- WHAT THIS TASK INVOLVES
Return every line of the material that contains the string "cursor", matching case exactly.

___ THE DATA ___

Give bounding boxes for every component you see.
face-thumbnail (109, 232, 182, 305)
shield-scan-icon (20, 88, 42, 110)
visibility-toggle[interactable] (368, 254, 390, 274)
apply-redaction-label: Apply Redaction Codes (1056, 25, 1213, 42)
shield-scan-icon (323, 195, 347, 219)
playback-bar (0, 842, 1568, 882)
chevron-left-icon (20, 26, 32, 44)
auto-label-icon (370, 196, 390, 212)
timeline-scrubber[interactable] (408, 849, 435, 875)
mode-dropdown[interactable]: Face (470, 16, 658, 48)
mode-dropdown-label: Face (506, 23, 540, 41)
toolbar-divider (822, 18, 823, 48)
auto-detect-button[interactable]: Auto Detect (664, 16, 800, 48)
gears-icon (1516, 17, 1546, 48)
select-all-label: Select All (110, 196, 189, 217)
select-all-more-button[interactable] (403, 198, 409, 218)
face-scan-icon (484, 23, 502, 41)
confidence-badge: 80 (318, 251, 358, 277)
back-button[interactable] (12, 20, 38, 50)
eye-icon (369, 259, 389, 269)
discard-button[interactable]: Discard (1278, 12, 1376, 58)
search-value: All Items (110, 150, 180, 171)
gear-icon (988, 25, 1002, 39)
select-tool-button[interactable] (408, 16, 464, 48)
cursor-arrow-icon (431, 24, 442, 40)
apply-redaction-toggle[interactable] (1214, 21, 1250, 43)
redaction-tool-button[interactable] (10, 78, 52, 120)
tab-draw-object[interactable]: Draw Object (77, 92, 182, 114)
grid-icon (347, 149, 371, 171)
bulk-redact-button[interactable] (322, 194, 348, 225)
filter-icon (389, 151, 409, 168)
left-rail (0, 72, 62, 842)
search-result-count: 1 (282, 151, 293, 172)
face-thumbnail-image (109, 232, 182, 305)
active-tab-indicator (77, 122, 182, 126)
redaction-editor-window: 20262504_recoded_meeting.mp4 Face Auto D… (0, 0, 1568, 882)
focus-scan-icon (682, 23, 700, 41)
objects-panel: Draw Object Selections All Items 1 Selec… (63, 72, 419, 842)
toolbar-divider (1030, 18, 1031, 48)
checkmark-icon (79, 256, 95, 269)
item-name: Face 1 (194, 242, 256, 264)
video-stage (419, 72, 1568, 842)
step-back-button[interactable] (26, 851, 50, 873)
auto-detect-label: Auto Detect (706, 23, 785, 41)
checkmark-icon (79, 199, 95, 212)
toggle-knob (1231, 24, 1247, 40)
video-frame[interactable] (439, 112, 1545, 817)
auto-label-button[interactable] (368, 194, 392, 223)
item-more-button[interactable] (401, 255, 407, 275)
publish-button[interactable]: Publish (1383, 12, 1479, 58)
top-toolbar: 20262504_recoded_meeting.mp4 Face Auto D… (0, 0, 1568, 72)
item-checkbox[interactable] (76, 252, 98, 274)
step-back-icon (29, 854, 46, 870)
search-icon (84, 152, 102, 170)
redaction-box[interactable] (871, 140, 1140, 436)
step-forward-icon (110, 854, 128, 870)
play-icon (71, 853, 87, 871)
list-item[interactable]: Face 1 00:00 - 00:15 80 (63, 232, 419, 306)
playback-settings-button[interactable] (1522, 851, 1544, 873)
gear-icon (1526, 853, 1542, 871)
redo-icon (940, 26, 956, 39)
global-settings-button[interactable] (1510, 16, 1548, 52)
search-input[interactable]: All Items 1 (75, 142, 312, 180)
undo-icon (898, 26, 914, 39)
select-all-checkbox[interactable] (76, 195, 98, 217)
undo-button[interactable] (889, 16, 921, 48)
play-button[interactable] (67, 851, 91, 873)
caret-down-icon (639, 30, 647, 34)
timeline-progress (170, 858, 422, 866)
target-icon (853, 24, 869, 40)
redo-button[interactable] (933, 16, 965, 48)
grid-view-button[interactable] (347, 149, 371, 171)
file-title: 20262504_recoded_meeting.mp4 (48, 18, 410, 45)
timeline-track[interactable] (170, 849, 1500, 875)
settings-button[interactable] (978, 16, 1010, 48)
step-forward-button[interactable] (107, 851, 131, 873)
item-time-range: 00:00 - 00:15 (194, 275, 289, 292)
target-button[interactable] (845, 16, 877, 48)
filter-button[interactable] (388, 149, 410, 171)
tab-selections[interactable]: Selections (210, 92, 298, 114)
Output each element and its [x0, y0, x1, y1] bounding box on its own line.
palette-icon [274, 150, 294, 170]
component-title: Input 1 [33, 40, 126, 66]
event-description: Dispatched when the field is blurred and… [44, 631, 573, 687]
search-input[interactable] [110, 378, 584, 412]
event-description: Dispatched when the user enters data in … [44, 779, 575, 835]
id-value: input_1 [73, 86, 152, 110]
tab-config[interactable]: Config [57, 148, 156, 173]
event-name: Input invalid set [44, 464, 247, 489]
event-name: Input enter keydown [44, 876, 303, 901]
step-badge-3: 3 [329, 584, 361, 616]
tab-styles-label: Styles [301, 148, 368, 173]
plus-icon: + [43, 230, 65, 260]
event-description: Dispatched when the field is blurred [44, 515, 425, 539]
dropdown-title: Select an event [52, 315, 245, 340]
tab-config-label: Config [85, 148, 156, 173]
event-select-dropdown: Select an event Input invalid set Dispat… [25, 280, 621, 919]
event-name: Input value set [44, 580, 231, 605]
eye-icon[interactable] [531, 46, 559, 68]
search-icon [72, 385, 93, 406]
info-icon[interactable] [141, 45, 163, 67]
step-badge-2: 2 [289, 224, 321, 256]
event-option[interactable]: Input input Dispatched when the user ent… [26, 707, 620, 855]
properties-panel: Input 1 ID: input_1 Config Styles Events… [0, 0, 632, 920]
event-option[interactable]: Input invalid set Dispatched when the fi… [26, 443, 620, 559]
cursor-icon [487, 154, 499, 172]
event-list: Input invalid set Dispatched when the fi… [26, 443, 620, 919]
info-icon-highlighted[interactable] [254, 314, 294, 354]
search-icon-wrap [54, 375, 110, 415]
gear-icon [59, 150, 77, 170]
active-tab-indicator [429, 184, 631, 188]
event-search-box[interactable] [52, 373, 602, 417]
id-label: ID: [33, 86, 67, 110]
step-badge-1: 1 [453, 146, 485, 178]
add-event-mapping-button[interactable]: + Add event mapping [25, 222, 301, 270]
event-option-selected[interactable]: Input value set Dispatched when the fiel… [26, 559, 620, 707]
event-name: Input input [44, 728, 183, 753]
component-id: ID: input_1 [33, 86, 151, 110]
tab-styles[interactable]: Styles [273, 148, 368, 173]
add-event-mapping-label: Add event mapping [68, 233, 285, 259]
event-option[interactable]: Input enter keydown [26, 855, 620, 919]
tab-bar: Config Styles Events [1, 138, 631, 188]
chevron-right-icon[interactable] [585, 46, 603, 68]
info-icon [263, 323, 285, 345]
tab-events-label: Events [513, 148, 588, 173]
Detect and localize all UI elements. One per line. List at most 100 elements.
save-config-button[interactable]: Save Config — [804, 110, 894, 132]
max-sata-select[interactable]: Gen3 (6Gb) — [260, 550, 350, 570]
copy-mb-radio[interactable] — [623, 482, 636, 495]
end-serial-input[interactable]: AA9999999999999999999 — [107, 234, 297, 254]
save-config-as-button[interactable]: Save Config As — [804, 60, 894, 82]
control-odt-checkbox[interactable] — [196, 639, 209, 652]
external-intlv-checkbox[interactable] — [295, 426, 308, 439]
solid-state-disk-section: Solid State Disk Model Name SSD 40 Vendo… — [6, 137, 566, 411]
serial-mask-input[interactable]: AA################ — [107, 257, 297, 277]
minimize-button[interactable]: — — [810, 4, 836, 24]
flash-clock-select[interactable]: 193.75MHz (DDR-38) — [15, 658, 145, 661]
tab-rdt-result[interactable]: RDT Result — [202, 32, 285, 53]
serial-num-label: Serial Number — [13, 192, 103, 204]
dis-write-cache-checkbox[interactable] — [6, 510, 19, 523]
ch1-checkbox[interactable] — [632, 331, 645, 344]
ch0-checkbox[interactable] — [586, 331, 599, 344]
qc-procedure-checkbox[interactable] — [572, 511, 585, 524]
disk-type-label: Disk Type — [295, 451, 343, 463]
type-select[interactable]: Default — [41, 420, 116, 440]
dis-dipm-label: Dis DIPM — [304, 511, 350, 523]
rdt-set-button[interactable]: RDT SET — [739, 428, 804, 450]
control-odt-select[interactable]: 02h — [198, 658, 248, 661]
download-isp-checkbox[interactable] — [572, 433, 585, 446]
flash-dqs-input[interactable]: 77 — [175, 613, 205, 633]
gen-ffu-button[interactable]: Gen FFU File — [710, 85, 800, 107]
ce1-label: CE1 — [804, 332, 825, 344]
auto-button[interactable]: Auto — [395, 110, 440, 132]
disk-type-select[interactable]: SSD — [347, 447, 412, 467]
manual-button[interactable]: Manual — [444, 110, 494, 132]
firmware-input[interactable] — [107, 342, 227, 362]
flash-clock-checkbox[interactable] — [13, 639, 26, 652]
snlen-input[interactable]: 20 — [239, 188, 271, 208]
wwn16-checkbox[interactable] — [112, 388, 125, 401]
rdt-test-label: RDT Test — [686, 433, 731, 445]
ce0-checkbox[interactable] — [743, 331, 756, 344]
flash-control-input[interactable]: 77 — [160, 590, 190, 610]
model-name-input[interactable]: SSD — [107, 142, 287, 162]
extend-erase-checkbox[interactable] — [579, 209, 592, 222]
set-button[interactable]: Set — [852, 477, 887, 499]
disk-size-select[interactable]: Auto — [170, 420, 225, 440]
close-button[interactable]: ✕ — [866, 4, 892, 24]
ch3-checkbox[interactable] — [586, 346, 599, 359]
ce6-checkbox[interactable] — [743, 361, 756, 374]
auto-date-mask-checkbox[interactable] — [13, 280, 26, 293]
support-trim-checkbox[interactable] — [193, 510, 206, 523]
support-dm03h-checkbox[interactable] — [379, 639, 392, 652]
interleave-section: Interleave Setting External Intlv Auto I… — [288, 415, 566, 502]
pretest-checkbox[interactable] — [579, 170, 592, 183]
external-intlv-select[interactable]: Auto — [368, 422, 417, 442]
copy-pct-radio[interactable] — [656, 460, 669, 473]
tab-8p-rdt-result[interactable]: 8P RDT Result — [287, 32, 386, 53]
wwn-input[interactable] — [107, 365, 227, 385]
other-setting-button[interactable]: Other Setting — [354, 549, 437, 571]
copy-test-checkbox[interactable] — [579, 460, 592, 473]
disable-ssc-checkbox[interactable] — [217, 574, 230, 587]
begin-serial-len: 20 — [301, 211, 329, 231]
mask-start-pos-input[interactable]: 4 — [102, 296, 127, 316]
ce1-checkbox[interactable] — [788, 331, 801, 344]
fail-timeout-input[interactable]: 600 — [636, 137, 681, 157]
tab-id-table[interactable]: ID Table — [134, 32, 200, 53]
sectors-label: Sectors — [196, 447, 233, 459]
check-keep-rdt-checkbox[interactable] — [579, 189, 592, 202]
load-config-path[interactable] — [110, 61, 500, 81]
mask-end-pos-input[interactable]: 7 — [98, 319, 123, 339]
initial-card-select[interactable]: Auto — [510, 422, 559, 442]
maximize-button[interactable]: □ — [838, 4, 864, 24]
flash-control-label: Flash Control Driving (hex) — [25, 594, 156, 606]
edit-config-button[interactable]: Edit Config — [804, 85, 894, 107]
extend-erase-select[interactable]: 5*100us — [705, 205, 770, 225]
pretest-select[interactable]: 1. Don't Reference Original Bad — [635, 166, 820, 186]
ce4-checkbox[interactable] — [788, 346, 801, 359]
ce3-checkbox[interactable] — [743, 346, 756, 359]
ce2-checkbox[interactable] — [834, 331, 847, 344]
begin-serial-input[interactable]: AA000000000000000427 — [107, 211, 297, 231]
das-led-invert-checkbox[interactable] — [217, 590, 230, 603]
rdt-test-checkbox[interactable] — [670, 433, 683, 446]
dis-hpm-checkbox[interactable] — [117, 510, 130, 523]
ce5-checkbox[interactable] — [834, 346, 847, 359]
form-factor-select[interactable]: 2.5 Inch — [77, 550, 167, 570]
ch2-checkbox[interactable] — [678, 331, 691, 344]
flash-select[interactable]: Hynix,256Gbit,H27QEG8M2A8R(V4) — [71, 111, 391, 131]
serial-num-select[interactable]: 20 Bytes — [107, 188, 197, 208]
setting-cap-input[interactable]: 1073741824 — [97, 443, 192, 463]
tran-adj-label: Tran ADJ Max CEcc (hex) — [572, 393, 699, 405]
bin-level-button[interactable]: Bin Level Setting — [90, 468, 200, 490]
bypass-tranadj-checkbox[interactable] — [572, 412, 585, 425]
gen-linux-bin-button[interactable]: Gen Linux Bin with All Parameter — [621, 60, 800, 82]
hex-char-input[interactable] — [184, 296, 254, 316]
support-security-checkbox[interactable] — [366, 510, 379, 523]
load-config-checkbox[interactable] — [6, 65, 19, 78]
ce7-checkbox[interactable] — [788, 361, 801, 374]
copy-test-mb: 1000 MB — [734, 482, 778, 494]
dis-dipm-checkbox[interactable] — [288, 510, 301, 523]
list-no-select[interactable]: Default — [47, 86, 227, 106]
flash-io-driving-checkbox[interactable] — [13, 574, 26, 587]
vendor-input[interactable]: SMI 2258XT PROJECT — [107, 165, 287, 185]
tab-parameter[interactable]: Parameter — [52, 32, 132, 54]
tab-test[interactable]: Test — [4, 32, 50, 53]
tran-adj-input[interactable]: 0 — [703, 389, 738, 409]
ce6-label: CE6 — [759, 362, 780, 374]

___

- COMPLETED TASK
cursor-arrow-icon (431, 24, 442, 40)
cursor-icon [487, 154, 499, 172]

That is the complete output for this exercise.